## [TESTO ESTRATTO]
:::::

È uno degli argomenti che tiene banco tra i cinefili in questi giorni: non parliamo dell’onnipresente Joker, ma di un altro criminale mascherato, Diabolik.
Proprio in questo periodo, infatti, sono iniziate le riprese del nuovo film dedicato al ladro in calzamaglia; la pellicola è diretta dai Manetti Bros e il cast di soliti noti ne prospetta un sicuro successo. Sarà Luca Marinelli a impersonare il criminale creato dalle sorelle Giussani, mentre Miriam Leone si trasformerà in Eva Kant. Spazio all’immancabile Valerio Mastandrea nei panni del mitico ispettore Ginko.
Eppure un film su Diabolik è già stato girato e, stroncato a suo tempo in Italia, è ancora oggi un radicato cult in tutto il mondo. Ma per raccontarne la storia bisogna tornare al 1968.
C’è stato un tempo ormai lontano in cui il cinema di genere italiano sapeva osare e far sognare. Un tempo in cui non aveva paura di sfidare le produzioni americane scegliendo un taglio internazionale. Era il tempo di grandi produttori come Dino De Laurentiis, dei registi passati alla storia – Fellini, De Sica, Visconti – ma anche di oscuri mestieranti destinati al culto degli appassionati, come Mario Bava.
“Sono venuti quelli dei Cahiers du cinéma (nota rivista francese n.d.r.), e mia figlia mi diceva che volevano sapere il tessuto connettivo tra quella targa che oscilla all’inizio del film Sei donne per l’assassino, dove c’è un temporale, e il telefono che casca quando la Bartok muore. Io non mi ricordavo neanche come finiva il film…”
In queste poche righe sta tutta la filosofia di Mario Bava.
Un regista dal talento visionario, ma non solo: fotografo, creatore di effetti speciali e all’occorrenza facchino. Un grande che seppe tenere sempre un profilo basso. Anche quando nel 1968 ebbe la sua grande occasione: dirigere finalmente una pellicola ad alto budget. Diabolik, per l’appunto.
Erano tempi frenetici per le produzioni; attori e registi erano avvezzi a girare anche due o tre film per volta.
Il cinema contava ancora qualcosa nella società e i budget, proporzionalmente all’epoca, erano più alti. Questo faceva sì che i lavori attorno a un film fossero febbrili e che spesso le carte in tavola si sparigliassero completamente. Prendiamo Diabolik: il regista designato era Tonino Cervi, che fu licenziato dopo una settimana; il protagonista doveva essere Jean Sorel – per chi non sa chi fosse, una sorta di epigono di Alain Delon – e Eva Kant addirittura Catherine Deneuve. Sorel seguì la sorte di Cervi, che lo aveva voluto nel cast, mentre Deneuve fu sostituita perché rifiutò le scene di nudo.
Così prese forma il cast che diverrà iconico: John Phillip Law è Diabolik, Marisa Mell Eva Kant , il grande Michel Piccoli dà vita a Ginko e il mitico Adolfo Celi al malavitoso Ralph Valmont. Dietro la macchina da presa, ovviamente, Mario Bava.

:::::

Voci del dataset archiviate:

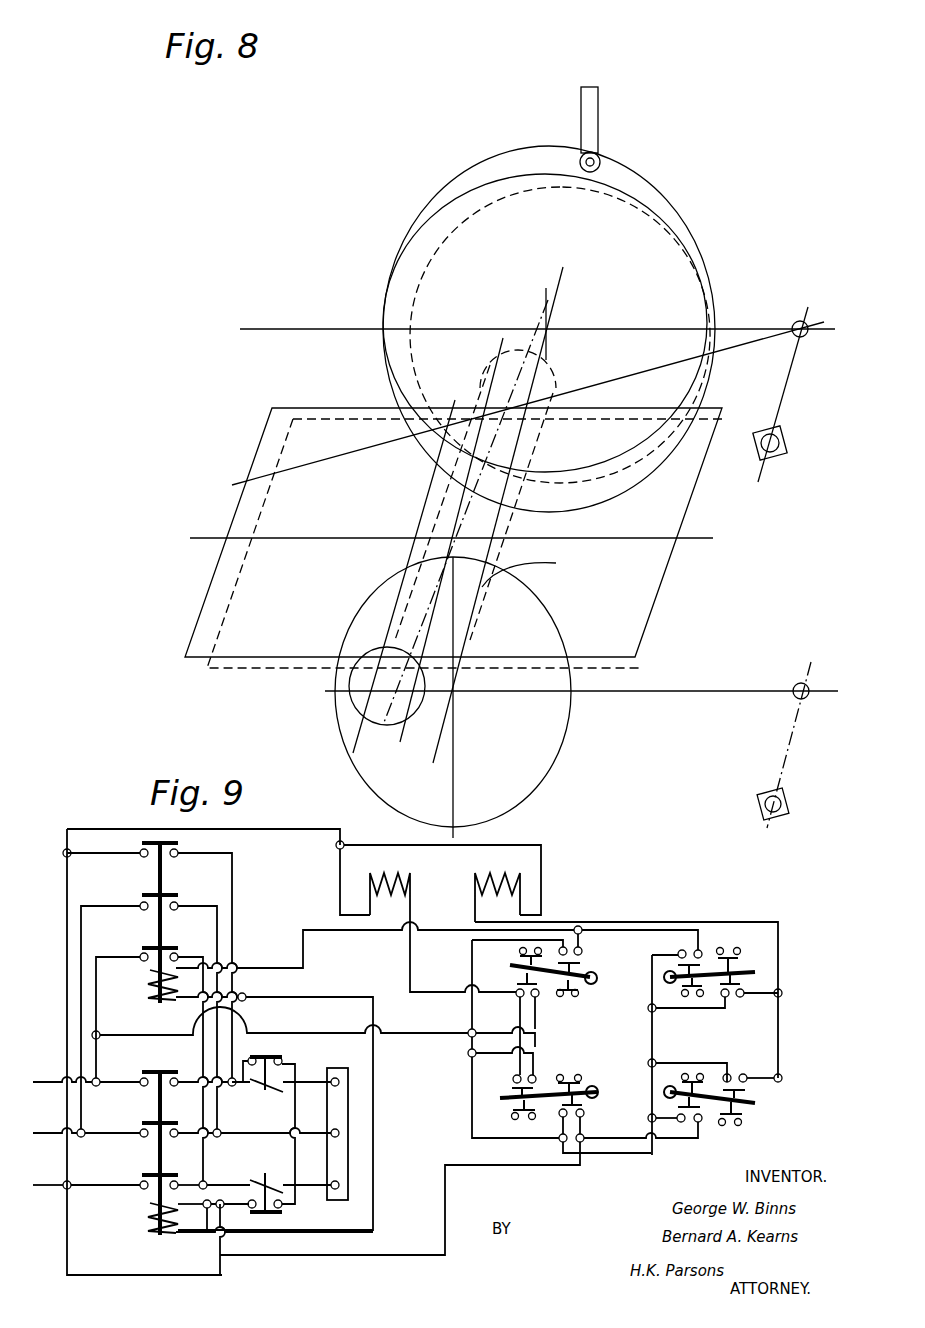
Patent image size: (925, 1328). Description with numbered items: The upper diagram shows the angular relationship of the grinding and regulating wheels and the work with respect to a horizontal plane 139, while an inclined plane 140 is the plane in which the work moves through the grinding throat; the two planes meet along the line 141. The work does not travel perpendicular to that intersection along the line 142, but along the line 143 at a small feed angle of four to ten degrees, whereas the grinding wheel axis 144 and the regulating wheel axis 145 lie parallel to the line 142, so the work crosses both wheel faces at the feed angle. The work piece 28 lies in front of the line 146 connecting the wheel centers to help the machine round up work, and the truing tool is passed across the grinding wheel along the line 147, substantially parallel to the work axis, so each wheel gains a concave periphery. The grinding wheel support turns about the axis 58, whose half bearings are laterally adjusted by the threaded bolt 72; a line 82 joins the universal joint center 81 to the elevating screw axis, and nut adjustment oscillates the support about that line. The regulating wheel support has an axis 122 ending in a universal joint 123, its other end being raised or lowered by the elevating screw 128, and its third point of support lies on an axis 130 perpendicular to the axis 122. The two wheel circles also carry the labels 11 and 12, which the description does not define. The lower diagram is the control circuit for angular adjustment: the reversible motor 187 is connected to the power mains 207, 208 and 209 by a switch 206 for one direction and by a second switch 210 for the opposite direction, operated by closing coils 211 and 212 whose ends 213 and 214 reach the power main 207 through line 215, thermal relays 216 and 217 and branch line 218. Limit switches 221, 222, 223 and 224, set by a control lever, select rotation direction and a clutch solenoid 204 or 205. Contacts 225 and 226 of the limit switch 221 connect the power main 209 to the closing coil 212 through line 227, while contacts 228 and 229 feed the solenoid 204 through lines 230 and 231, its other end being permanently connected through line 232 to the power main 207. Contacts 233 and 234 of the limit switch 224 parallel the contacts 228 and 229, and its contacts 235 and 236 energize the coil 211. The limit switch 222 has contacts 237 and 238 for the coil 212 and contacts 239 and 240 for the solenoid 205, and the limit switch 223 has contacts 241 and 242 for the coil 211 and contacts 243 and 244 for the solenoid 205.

In FIG. 8, the drum 11 is at (700, 254).
In FIG. 8, the lower drum 12 is at (550, 757).
In FIG. 8, the work piece 28 is at (418, 517).
In FIG. 8, the axis 58 is at (793, 381).
In FIG. 8, the threaded bolt 72 is at (783, 447).
In FIG. 8, the center of the universal joint 81 is at (810, 313).
In FIG. 8, the line 82 is at (735, 348).
In FIG. 8, the axis 122 is at (790, 747).
In FIG. 8, the universal joint 123 is at (808, 684).
In FIG. 8, the elevating screw 128 is at (788, 806).
In FIG. 8, the axis 130 is at (718, 680).
In FIG. 8, the horizontal plane 139 is at (207, 606).
In FIG. 8, the inclined plane 140 is at (250, 507).
In FIG. 8, the line of intersection 141 is at (225, 540).
In FIG. 8, the line 142 is at (400, 733).
In FIG. 8, the line 143 is at (523, 470).
In FIG. 8, the grinding wheel axis 144 is at (548, 322).
In FIG. 8, the regulating wheel axis 145 is at (433, 761).
In FIG. 8, the line 146 is at (534, 570).
In FIG. 8, the line 147 is at (590, 160).
In FIG. 9, the motor 187 is at (350, 1107).
In FIG. 9, the operating solenoid 204 is at (400, 875).
In FIG. 9, the operating solenoid 205 is at (508, 862).
In FIG. 9, the switch 206 is at (157, 1100).
In FIG. 9, the power main 207 is at (45, 1186).
In FIG. 9, the power main 208 is at (45, 1134).
In FIG. 9, the power main 209 is at (45, 1083).
In FIG. 9, the second switch 210 is at (165, 880).
In FIG. 9, the closing coil 211 is at (146, 1220).
In FIG. 9, the closing coil 212 is at (146, 988).
In FIG. 9, the end of closing coil 213 is at (190, 1236).
In FIG. 9, the end of closing coil 214 is at (190, 1004).
In FIG. 9, the line 215 is at (235, 1022).
In FIG. 9, the thermal relay 216 is at (268, 1050).
In FIG. 9, the thermal relay 217 is at (272, 1218).
In FIG. 9, the branch line 218 is at (222, 1275).
In FIG. 9, the limit switch 221 is at (585, 975).
In FIG. 9, the limit switch 222 is at (757, 972).
In FIG. 9, the limit switch 223 is at (757, 1104).
In FIG. 9, the limit switch 224 is at (500, 1105).
In FIG. 9, the contact 225 is at (563, 947).
In FIG. 9, the contact 226 is at (580, 947).
In FIG. 9, the line 227 is at (318, 923).
In FIG. 9, the contact 228 is at (518, 998).
In FIG. 9, the contact 229 is at (540, 1000).
In FIG. 9, the line 230 is at (400, 1038).
In FIG. 9, the line 231 is at (408, 957).
In FIG. 9, the line 232 is at (337, 866).
In FIG. 9, the contact 233 is at (516, 1076).
In FIG. 9, the contact 234 is at (534, 1076).
In FIG. 9, the contact 235 is at (552, 1150).
In FIG. 9, the contact 236 is at (586, 1124).
In FIG. 9, the contact 237 is at (682, 950).
In FIG. 9, the contact 238 is at (700, 950).
In FIG. 9, the contact 239 is at (722, 997).
In FIG. 9, the contact 240 is at (741, 997).
In FIG. 9, the contact 241 is at (681, 1122).
In FIG. 9, the contact 242 is at (700, 1122).
In FIG. 9, the contact 243 is at (730, 1076).
In FIG. 9, the contact 244 is at (746, 1077).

:::::

## [REQUISITI ESERCIZIO]
1: Nell'articolo su Diabolik, quale regista designato fu licenziato dopo una settimana?
2: Traduci in inglese questa frase dell'articolo su Diabolik: "Il cinema contava ancora qualcosa nella società e i budget, proporzionalmente all’epoca, erano più alti."
3: Porta avanti l'articolo sul film Diabolik del 1968, riprendendo subito dopo l'ultima frase riportata.
Le voci archiviate non hanno alcun ruolo in questo lavoro.

## [RISPOSTE FORNITE]
1: Tonino Cervi.

2: Cinema still mattered in society, and budgets, in proportion to the era, were higher.

3:
Il budget di 200 milioni è per l’epoca alto, non faraonico ma da produzione di alto profilo. Bava è talmente abituato al risparmio e a creare effetti speciali caserecci ma efficaci, che riesce nell’impresa di non spenderlo tutto.
Il taglio del film è smaccatamente pop, con un’estetica e un’attenzione ai colori che rende le scene quadri viventi di Andy Wharol o Roy Liechtenstein.
La trama unisce tre episodi della saga a fumetti e risulta invero piuttosto raffazzonata e densa di buchi di sceneggiatura. Lo stile registico è rutilante: uso spregiudicato dello zoom – classico di Bava – forte contrasto dei colori, inquadrature ricercate e oblique, sequenze psichedeliche. Le ambientazioni strizzano l’occhio alla fantascienza dei film di James Bond: armi improbabili e nascondigli futuribili. Ma il fantasma che maggiormente aleggia su tutto è quello di Batman. E parliamo del Batman del fumetto e della sua unica versione fedele sugli schermi, ovvero la mitica serie del 1966 con Adam West.
Se la trama è quel che è, il resto proietta Diabolik dritto nella categoria cult. Il tono della pellicola non è mai serioso o pretenzioso; è un film tratto da un fumetto e non ha mai la pretesa di essere cinema d’impegno. L’interpretazione di Law è monolitica, Diabolik è poco più di un bellissimo manichino, privo di qualsiasi sfumatura. Marisa Mell, che diventerà un’icona del giallo all’italiana, è bellissima e statuaria ma non brilla per furore interpretativo. Adolfo Celi è un villain da antologia, circondato da lusso e donne oggetto, iracondo boss della mala. Ma su tutti svetta un già grandissimo, ironico e perfettamente in parte Michel Piccoli.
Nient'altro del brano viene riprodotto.